Saved entries
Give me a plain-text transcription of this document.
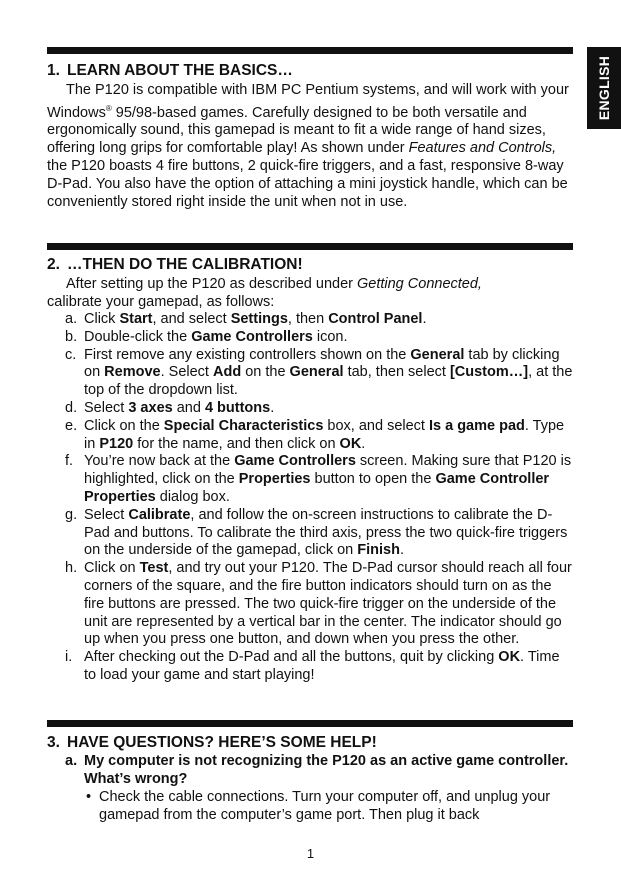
ENGLISH
1. LEARN ABOUT THE BASICS…

The P120 is compatible with IBM PC Pentium systems, and will work with your Windows® 95/98-based games. Carefully designed to be both versatile and ergonomically sound, this gamepad is meant to fit a wide range of hand sizes, offering long grips for comfortable play! As shown under Features and Controls, the P120 boasts 4 fire buttons, 2 quick-fire triggers, and a fast, responsive 8-way D-Pad. You also have the option of attaching a mini joystick handle, which can be conveniently stored right inside the unit when not in use.

2. …THEN DO THE CALIBRATION!

After setting up the P120 as described under Getting Connected,
calibrate your gamepad, as follows:

a. Click Start, and select Settings, then Control Panel.
b. Double-click the Game Controllers icon.
c. First remove any existing controllers shown on the General tab by clicking on Remove. Select Add on the General tab, then select [Custom…], at the top of the dropdown list.
d. Select 3 axes and 4 buttons.
e. Click on the Special Characteristics box, and select Is a game pad. Type in P120 for the name, and then click on OK.
f. You’re now back at the Game Controllers screen. Making sure that P120 is highlighted, click on the Properties button to open the Game Controller Properties dialog box.
g. Select Calibrate, and follow the on-screen instructions to calibrate the D-Pad and buttons. To calibrate the third axis, press the two quick-fire triggers on the underside of the gamepad, click on Finish.
h. Click on Test, and try out your P120. The D-Pad cursor should reach all four corners of the square, and the fire button indicators should turn on as the fire buttons are pressed. The two quick-fire trigger on the underside of the unit are represented by a vertical bar in the center. The indicator should go up when you press one button, and down when you press the other.
i. After checking out the D-Pad and all the buttons, quit by clicking OK. Time to load your game and start playing!
3. HAVE QUESTIONS? HERE’S SOME HELP!
a. My computer is not recognizing the P120 as an active game controller. What’s wrong?
• Check the cable connections. Turn your computer off, and unplug your gamepad from the computer’s game port. Then plug it back
1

▶ What you should do
Return the records exactly. Don't carry the pictures over.

▶ Result of this task
Give me a plain-text transcription of this document.
ENGLISH
1. LEARN ABOUT THE BASICS…

The P120 is compatible with IBM PC Pentium systems, and will work with your Windows® 95/98-based games. Carefully designed to be both versatile and ergonomically sound, this gamepad is meant to fit a wide range of hand sizes, offering long grips for comfortable play! As shown under Features and Controls, the P120 boasts 4 fire buttons, 2 quick-fire triggers, and a fast, responsive 8-way D-Pad. You also have the option of attaching a mini joystick handle, which can be conveniently stored right inside the unit when not in use.

2. …THEN DO THE CALIBRATION!

After setting up the P120 as described under Getting Connected,
calibrate your gamepad, as follows:

a. Click Start, and select Settings, then Control Panel.
b. Double-click the Game Controllers icon.
c. First remove any existing controllers shown on the General tab by clicking on Remove. Select Add on the General tab, then select [Custom…], at the top of the dropdown list.
d. Select 3 axes and 4 buttons.
e. Click on the Special Characteristics box, and select Is a game pad. Type in P120 for the name, and then click on OK.
f. You’re now back at the Game Controllers screen. Making sure that P120 is highlighted, click on the Properties button to open the Game Controller Properties dialog box.
g. Select Calibrate, and follow the on-screen instructions to calibrate the D-Pad and buttons. To calibrate the third axis, press the two quick-fire triggers on the underside of the gamepad, click on Finish.
h. Click on Test, and try out your P120. The D-Pad cursor should reach all four corners of the square, and the fire button indicators should turn on as the fire buttons are pressed. The two quick-fire trigger on the underside of the unit are represented by a vertical bar in the center. The indicator should go up when you press one button, and down when you press the other.
i. After checking out the D-Pad and all the buttons, quit by clicking OK. Time to load your game and start playing!
3. HAVE QUESTIONS? HERE’S SOME HELP!
a. My computer is not recognizing the P120 as an active game controller. What’s wrong?
• Check the cable connections. Turn your computer off, and unplug your gamepad from the computer’s game port. Then plug it back
1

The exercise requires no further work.